--- Instructions for the task ---
Repeat the data that follows, word for word, without the images.

--- Material shown ---
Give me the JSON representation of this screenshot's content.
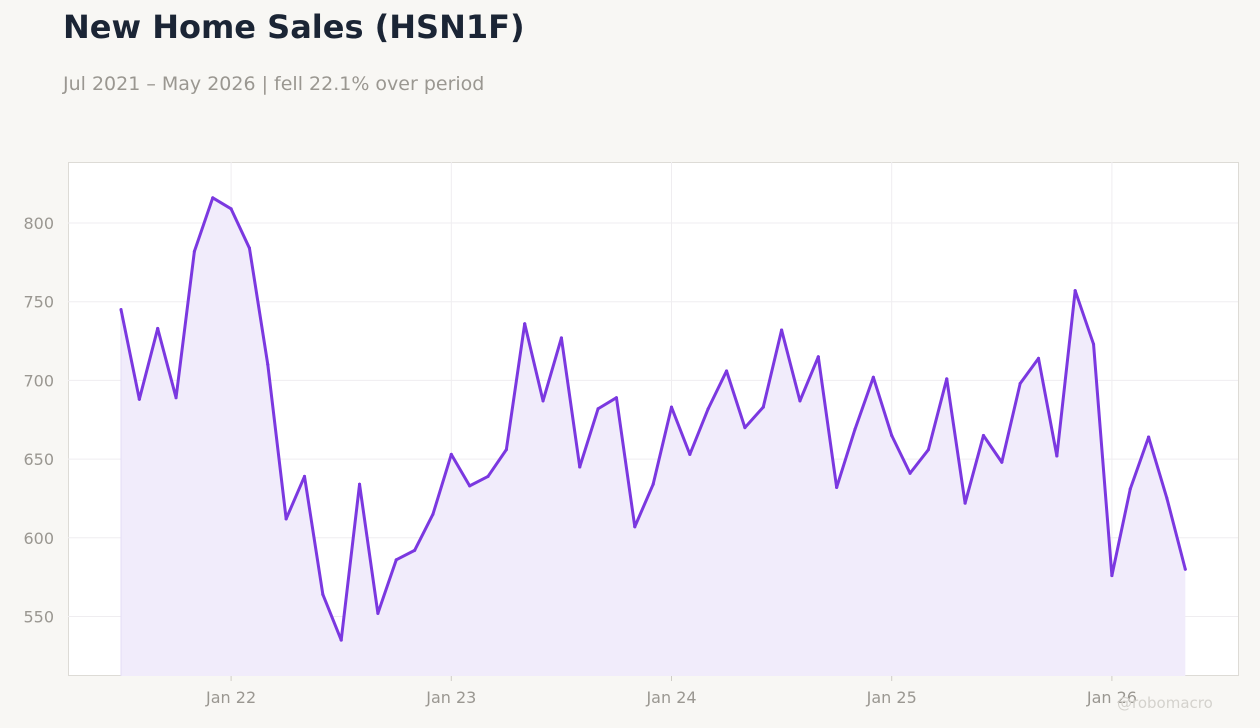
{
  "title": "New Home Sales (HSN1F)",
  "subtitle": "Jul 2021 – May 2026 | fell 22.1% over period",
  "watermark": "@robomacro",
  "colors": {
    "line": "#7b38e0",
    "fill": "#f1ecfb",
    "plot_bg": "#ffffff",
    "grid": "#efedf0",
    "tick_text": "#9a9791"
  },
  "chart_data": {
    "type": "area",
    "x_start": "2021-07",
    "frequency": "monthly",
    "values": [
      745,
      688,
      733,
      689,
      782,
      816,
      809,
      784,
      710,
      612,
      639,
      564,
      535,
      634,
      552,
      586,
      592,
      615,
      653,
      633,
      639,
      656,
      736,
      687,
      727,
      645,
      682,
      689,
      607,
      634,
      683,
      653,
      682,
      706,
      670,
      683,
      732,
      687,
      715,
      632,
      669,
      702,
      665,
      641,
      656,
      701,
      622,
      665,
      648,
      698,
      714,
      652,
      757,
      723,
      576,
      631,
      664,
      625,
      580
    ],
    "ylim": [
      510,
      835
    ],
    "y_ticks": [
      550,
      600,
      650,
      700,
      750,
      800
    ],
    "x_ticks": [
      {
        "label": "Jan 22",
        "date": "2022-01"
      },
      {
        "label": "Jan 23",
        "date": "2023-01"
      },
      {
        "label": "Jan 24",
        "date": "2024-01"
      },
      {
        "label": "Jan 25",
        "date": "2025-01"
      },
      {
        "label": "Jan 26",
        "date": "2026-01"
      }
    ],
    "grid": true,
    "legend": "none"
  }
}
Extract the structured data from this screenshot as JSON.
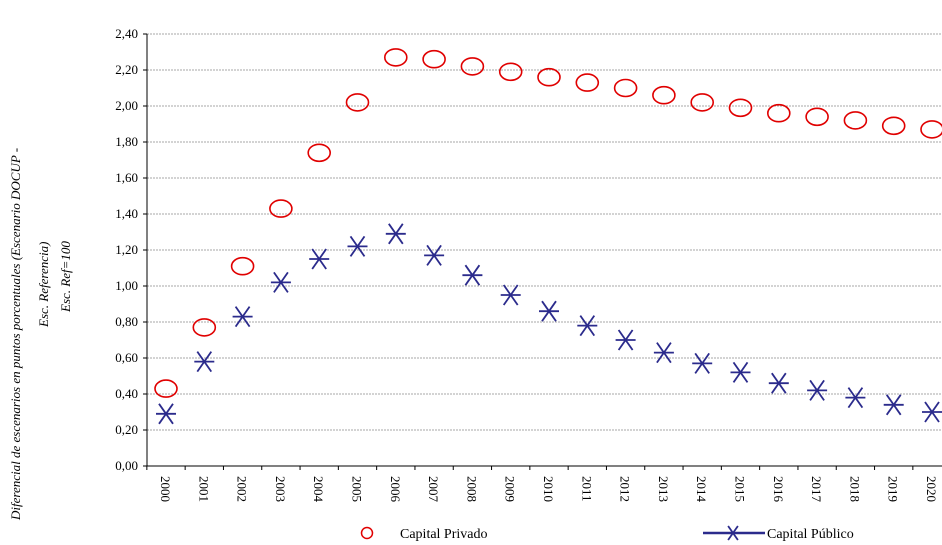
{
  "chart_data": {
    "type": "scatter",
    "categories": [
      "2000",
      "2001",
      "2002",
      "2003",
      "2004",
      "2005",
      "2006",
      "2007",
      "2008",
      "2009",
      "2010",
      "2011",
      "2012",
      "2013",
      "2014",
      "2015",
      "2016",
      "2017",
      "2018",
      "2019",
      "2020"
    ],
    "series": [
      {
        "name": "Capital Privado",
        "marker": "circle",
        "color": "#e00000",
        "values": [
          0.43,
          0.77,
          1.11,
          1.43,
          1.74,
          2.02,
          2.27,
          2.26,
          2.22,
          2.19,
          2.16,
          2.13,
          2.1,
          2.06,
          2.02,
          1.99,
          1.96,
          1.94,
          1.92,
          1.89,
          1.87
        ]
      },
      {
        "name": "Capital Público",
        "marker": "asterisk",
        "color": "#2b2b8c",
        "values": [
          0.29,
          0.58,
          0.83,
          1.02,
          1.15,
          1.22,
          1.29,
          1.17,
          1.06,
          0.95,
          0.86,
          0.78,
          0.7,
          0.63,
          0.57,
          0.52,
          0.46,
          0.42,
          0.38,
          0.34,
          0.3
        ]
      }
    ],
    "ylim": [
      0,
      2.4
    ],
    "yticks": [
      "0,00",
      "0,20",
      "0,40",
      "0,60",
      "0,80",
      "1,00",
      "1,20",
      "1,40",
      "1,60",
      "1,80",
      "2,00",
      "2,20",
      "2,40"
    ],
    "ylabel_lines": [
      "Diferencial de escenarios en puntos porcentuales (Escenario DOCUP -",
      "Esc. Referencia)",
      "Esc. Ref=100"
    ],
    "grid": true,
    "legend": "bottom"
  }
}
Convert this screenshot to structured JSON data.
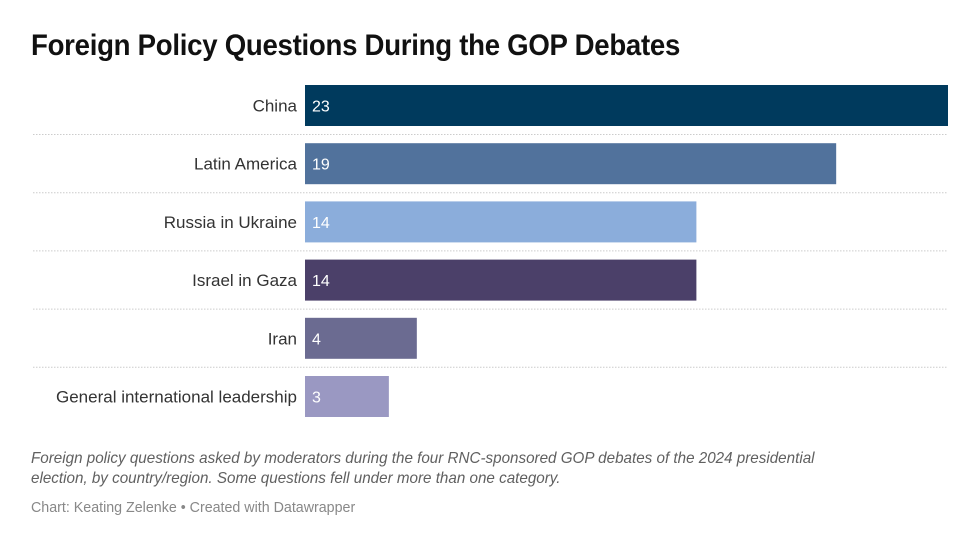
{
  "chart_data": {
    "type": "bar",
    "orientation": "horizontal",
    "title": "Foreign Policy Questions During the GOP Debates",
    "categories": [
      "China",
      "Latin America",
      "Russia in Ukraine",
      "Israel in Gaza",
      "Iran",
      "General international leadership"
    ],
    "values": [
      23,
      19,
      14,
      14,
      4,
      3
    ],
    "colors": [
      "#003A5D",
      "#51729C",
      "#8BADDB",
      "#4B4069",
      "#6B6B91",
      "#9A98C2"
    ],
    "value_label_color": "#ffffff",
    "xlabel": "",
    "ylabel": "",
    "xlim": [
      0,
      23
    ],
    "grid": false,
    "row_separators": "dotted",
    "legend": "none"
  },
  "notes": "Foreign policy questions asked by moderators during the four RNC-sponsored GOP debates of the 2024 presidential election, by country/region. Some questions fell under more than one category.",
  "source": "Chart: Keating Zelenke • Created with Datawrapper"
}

--- Answer in full ---
Give me the JSON representation of this screenshot's content.
{
  "title": "New Home Sales (HSN1F)",
  "subtitle": "Jul 2021 – May 2026 | fell 22.1% over period",
  "watermark": "@robomacro",
  "colors": {
    "line": "#7b38e0",
    "fill": "#f1ecfb",
    "plot_bg": "#ffffff",
    "grid": "#efedf0",
    "tick_text": "#9a9791"
  },
  "chart_data": {
    "type": "area",
    "x_start": "2021-07",
    "frequency": "monthly",
    "values": [
      745,
      688,
      733,
      689,
      782,
      816,
      809,
      784,
      710,
      612,
      639,
      564,
      535,
      634,
      552,
      586,
      592,
      615,
      653,
      633,
      639,
      656,
      736,
      687,
      727,
      645,
      682,
      689,
      607,
      634,
      683,
      653,
      682,
      706,
      670,
      683,
      732,
      687,
      715,
      632,
      669,
      702,
      665,
      641,
      656,
      701,
      622,
      665,
      648,
      698,
      714,
      652,
      757,
      723,
      576,
      631,
      664,
      625,
      580
    ],
    "ylim": [
      510,
      835
    ],
    "y_ticks": [
      550,
      600,
      650,
      700,
      750,
      800
    ],
    "x_ticks": [
      {
        "label": "Jan 22",
        "date": "2022-01"
      },
      {
        "label": "Jan 23",
        "date": "2023-01"
      },
      {
        "label": "Jan 24",
        "date": "2024-01"
      },
      {
        "label": "Jan 25",
        "date": "2025-01"
      },
      {
        "label": "Jan 26",
        "date": "2026-01"
      }
    ],
    "grid": true,
    "legend": "none"
  }
}
Extract the structured data from this screenshot as JSON.
{
  "chart_data": {
    "type": "scatter",
    "categories": [
      "2000",
      "2001",
      "2002",
      "2003",
      "2004",
      "2005",
      "2006",
      "2007",
      "2008",
      "2009",
      "2010",
      "2011",
      "2012",
      "2013",
      "2014",
      "2015",
      "2016",
      "2017",
      "2018",
      "2019",
      "2020"
    ],
    "series": [
      {
        "name": "Capital Privado",
        "marker": "circle",
        "color": "#e00000",
        "values": [
          0.43,
          0.77,
          1.11,
          1.43,
          1.74,
          2.02,
          2.27,
          2.26,
          2.22,
          2.19,
          2.16,
          2.13,
          2.1,
          2.06,
          2.02,
          1.99,
          1.96,
          1.94,
          1.92,
          1.89,
          1.87
        ]
      },
      {
        "name": "Capital Público",
        "marker": "asterisk",
        "color": "#2b2b8c",
        "values": [
          0.29,
          0.58,
          0.83,
          1.02,
          1.15,
          1.22,
          1.29,
          1.17,
          1.06,
          0.95,
          0.86,
          0.78,
          0.7,
          0.63,
          0.57,
          0.52,
          0.46,
          0.42,
          0.38,
          0.34,
          0.3
        ]
      }
    ],
    "ylim": [
      0,
      2.4
    ],
    "yticks": [
      "0,00",
      "0,20",
      "0,40",
      "0,60",
      "0,80",
      "1,00",
      "1,20",
      "1,40",
      "1,60",
      "1,80",
      "2,00",
      "2,20",
      "2,40"
    ],
    "ylabel_lines": [
      "Diferencial de escenarios en puntos porcentuales (Escenario DOCUP -",
      "Esc. Referencia)",
      "Esc. Ref=100"
    ],
    "grid": true,
    "legend": "bottom"
  }
}
Convert this screenshot to structured JSON data.
{
  "chart_data": {
    "type": "bar",
    "orientation": "horizontal",
    "title": "Foreign Policy Questions During the GOP Debates",
    "categories": [
      "China",
      "Latin America",
      "Russia in Ukraine",
      "Israel in Gaza",
      "Iran",
      "General international leadership"
    ],
    "values": [
      23,
      19,
      14,
      14,
      4,
      3
    ],
    "colors": [
      "#003A5D",
      "#51729C",
      "#8BADDB",
      "#4B4069",
      "#6B6B91",
      "#9A98C2"
    ],
    "value_label_color": "#ffffff",
    "xlabel": "",
    "ylabel": "",
    "xlim": [
      0,
      23
    ],
    "grid": false,
    "row_separators": "dotted",
    "legend": "none"
  },
  "notes": "Foreign policy questions asked by moderators during the four RNC-sponsored GOP debates of the 2024 presidential election, by country/region. Some questions fell under more than one category.",
  "source": "Chart: Keating Zelenke • Created with Datawrapper"
}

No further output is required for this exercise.